Find and copy every line in the records that includes the string "Administrer".

-- start SUPPLIED MATERIAL --

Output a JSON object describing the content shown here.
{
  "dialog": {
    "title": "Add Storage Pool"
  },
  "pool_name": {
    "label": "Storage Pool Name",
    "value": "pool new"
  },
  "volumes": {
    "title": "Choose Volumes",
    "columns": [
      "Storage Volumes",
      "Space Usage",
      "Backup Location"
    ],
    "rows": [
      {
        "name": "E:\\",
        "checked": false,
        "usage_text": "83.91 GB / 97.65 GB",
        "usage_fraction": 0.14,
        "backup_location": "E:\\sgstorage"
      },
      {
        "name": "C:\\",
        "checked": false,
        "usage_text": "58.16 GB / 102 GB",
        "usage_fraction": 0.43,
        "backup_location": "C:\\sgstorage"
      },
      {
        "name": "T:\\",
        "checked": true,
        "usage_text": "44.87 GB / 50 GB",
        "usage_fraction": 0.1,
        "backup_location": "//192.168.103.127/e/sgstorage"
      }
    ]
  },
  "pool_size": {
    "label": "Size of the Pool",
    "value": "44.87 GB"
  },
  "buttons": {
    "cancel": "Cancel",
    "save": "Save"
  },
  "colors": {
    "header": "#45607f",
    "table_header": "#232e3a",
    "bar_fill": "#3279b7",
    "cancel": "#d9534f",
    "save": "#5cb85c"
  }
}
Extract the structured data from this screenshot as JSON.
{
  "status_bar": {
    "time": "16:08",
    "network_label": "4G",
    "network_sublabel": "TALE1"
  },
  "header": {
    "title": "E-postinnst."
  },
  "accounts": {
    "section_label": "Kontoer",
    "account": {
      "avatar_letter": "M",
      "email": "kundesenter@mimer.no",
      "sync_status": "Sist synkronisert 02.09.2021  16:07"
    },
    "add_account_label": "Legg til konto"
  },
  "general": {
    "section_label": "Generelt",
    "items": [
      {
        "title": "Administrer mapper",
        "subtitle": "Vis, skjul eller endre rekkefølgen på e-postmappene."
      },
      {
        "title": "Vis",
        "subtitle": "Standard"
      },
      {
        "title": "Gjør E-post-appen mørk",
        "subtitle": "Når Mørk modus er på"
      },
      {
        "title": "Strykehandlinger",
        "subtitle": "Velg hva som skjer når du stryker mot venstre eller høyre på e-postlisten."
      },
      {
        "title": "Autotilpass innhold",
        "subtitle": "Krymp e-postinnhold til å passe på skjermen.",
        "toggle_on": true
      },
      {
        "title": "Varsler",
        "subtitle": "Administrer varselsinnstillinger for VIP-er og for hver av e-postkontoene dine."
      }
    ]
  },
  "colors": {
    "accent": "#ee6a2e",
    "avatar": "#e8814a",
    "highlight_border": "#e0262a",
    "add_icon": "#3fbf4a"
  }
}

-- end SUPPLIED MATERIAL --

* REPLY TO THE TASK:
        "title": "Administrer mapper",
        "subtitle": "Administrer varselsinnstillinger for VIP-er og for hver av e-postkontoene dine."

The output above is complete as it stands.